§ **WORK INSTRUCTIONS**
Count how many lines hold the string "KLAROENBLAZER", and give only that number.

Records from a dataset

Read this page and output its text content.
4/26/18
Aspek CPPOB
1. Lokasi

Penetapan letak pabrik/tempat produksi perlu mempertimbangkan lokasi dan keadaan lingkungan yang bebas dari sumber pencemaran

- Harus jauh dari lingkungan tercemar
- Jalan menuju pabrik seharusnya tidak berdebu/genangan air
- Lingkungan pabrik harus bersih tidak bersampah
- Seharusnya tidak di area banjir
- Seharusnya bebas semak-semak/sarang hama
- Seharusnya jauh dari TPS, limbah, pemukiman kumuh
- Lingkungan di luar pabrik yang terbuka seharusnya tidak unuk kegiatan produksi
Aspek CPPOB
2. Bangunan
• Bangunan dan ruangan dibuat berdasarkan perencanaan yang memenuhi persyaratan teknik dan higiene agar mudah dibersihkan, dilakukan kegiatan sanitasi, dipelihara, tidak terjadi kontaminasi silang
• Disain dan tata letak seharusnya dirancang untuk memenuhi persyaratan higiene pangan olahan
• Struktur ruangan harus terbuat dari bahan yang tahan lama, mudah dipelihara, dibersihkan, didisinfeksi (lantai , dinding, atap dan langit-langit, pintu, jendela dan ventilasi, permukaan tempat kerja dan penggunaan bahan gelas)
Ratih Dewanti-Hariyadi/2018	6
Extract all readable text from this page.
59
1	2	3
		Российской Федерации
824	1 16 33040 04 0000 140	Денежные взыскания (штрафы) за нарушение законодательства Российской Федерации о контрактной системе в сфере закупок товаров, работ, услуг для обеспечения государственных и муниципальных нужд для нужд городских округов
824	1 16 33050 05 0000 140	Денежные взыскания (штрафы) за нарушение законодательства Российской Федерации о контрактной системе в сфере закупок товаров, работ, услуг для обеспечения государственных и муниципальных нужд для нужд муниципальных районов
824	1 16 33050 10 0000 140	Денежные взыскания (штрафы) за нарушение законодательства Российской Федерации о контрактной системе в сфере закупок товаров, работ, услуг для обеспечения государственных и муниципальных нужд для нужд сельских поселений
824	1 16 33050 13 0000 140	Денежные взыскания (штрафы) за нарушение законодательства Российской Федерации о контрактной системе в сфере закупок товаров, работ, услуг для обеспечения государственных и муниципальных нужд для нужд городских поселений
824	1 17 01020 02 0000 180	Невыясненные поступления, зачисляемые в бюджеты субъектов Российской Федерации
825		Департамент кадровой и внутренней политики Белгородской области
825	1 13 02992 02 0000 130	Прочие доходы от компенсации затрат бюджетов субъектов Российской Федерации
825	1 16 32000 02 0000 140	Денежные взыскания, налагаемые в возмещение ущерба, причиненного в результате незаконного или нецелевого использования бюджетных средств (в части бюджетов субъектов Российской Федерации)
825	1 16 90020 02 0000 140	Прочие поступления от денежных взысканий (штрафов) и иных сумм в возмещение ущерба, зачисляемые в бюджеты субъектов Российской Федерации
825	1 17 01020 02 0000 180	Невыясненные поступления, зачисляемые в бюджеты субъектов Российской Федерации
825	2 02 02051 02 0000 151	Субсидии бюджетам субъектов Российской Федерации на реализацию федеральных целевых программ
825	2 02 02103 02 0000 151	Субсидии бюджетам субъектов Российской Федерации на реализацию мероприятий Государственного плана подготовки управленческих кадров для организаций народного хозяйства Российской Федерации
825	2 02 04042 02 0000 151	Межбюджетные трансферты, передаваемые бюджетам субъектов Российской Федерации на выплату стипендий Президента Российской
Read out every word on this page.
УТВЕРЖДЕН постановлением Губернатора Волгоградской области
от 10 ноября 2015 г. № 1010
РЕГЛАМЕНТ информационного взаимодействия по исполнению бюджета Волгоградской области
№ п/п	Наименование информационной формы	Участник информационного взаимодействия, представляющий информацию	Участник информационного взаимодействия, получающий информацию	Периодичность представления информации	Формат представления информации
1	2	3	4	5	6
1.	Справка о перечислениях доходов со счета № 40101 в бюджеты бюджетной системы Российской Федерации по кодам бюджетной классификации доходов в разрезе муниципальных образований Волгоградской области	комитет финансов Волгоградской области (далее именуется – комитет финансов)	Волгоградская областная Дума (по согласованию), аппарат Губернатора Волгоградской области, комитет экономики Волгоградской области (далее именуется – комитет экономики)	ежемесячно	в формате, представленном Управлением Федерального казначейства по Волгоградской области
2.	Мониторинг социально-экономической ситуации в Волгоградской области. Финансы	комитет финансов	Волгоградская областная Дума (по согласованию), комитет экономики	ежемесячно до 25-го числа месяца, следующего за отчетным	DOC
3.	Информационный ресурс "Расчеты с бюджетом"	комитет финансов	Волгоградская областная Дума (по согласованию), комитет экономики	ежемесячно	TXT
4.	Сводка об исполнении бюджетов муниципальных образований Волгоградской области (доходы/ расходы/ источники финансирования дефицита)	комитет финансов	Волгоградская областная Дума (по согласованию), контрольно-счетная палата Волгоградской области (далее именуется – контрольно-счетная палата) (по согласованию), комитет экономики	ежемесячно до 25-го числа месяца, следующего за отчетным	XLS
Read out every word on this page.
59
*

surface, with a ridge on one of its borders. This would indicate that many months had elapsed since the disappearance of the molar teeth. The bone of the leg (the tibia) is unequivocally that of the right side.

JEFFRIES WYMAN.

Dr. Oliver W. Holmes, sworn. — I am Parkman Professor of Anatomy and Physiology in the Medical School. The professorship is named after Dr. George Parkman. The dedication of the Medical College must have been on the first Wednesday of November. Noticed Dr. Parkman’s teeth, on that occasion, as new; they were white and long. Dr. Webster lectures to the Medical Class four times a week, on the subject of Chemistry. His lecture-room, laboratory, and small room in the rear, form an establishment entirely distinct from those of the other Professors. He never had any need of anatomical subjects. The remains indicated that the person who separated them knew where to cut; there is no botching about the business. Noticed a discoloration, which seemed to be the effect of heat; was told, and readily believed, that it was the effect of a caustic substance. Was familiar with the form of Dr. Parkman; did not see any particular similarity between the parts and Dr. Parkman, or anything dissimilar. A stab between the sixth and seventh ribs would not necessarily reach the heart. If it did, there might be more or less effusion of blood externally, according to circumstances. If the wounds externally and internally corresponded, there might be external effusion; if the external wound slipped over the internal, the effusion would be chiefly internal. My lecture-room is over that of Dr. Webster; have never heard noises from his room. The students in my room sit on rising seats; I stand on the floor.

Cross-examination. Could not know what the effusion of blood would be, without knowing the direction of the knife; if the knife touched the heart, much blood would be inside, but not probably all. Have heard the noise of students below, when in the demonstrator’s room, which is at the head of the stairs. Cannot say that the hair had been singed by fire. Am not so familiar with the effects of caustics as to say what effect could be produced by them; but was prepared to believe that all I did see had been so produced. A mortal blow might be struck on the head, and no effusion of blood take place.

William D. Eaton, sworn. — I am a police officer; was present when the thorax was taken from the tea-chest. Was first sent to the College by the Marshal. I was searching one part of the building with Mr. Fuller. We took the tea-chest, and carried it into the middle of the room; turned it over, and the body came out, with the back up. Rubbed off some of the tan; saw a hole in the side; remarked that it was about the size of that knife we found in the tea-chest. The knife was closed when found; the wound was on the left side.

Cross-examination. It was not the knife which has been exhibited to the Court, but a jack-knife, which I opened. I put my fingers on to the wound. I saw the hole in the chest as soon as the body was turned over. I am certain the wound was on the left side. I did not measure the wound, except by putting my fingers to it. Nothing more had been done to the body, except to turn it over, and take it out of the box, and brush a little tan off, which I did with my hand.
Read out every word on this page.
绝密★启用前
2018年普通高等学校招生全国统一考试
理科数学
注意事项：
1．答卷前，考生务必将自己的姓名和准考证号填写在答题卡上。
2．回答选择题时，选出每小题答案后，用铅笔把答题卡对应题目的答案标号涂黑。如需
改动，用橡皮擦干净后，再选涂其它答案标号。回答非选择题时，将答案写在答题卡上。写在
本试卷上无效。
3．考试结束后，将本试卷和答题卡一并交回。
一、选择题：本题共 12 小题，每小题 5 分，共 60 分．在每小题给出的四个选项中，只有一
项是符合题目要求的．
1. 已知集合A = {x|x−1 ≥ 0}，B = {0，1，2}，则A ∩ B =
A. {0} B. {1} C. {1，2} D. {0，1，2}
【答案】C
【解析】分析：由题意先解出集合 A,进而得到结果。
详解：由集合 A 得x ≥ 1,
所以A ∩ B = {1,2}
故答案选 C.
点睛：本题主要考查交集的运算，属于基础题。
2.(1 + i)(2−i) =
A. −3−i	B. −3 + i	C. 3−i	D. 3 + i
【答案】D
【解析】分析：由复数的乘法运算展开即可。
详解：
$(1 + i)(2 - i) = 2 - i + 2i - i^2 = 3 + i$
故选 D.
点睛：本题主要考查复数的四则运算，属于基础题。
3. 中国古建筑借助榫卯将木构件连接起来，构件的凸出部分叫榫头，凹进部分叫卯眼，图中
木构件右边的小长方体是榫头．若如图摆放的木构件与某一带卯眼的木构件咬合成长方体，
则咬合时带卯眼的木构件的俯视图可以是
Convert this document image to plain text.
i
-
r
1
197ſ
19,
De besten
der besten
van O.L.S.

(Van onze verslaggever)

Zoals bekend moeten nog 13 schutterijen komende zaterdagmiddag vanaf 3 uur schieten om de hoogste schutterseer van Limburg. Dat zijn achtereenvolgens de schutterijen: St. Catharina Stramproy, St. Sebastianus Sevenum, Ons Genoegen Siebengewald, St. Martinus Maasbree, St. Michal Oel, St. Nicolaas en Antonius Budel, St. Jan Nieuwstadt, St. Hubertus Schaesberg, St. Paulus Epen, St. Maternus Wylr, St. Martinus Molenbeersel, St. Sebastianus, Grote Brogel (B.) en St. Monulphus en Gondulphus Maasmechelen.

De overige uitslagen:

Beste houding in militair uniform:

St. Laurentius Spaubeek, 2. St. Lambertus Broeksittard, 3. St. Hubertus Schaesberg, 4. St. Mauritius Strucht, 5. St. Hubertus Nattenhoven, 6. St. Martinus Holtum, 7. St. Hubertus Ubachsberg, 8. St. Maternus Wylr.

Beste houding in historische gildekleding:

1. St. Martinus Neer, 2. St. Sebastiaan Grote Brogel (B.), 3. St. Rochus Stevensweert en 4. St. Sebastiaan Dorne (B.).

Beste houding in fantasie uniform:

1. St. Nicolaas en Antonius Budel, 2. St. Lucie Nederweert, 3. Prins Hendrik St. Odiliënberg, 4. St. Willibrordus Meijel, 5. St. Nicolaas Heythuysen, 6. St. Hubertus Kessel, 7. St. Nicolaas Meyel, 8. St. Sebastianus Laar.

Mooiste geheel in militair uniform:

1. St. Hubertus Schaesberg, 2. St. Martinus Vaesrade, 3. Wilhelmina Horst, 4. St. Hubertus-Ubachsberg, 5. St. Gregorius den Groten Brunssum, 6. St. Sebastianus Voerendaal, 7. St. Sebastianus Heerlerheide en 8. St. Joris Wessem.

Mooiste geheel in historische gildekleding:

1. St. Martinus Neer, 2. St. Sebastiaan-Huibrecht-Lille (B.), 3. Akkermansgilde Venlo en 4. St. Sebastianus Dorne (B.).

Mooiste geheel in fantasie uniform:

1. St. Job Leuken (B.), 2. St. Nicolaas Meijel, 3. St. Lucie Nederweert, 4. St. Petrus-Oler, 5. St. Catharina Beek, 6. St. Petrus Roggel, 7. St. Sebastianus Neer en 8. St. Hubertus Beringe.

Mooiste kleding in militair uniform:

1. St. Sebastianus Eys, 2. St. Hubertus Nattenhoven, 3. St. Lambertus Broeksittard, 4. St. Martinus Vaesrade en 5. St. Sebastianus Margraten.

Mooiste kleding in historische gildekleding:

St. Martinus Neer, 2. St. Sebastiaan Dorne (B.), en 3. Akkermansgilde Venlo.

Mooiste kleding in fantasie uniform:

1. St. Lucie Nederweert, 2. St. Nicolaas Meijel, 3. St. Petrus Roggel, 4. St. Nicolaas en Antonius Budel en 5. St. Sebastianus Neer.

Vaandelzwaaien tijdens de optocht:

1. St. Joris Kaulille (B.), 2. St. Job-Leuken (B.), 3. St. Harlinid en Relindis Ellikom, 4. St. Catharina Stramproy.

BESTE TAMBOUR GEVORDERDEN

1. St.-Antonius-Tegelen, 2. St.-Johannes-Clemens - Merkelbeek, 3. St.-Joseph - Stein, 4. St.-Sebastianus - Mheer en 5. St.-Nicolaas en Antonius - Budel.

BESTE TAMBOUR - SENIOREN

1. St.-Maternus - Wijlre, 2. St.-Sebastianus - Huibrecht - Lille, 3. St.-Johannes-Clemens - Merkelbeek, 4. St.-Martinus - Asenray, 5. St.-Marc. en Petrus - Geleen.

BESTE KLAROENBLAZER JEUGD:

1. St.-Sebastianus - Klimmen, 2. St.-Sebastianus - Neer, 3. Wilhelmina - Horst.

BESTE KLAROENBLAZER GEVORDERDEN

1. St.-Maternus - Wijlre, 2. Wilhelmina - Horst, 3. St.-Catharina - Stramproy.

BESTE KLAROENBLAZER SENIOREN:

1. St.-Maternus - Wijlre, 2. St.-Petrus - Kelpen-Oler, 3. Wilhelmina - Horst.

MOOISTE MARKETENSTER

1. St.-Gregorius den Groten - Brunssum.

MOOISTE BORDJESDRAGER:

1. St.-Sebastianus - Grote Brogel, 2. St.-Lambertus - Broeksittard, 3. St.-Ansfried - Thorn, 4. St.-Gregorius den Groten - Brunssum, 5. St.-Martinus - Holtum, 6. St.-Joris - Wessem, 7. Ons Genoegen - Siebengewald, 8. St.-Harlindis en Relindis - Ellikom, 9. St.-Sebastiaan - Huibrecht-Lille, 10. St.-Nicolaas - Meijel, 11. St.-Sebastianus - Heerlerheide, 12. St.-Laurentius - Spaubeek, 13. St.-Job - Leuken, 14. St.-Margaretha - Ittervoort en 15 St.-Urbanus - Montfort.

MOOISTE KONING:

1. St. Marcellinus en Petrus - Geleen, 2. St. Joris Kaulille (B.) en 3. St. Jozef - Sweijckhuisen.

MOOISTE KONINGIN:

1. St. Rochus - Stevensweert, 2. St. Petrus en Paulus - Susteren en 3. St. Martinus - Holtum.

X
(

§ **EXERCISE OUTPUT**
3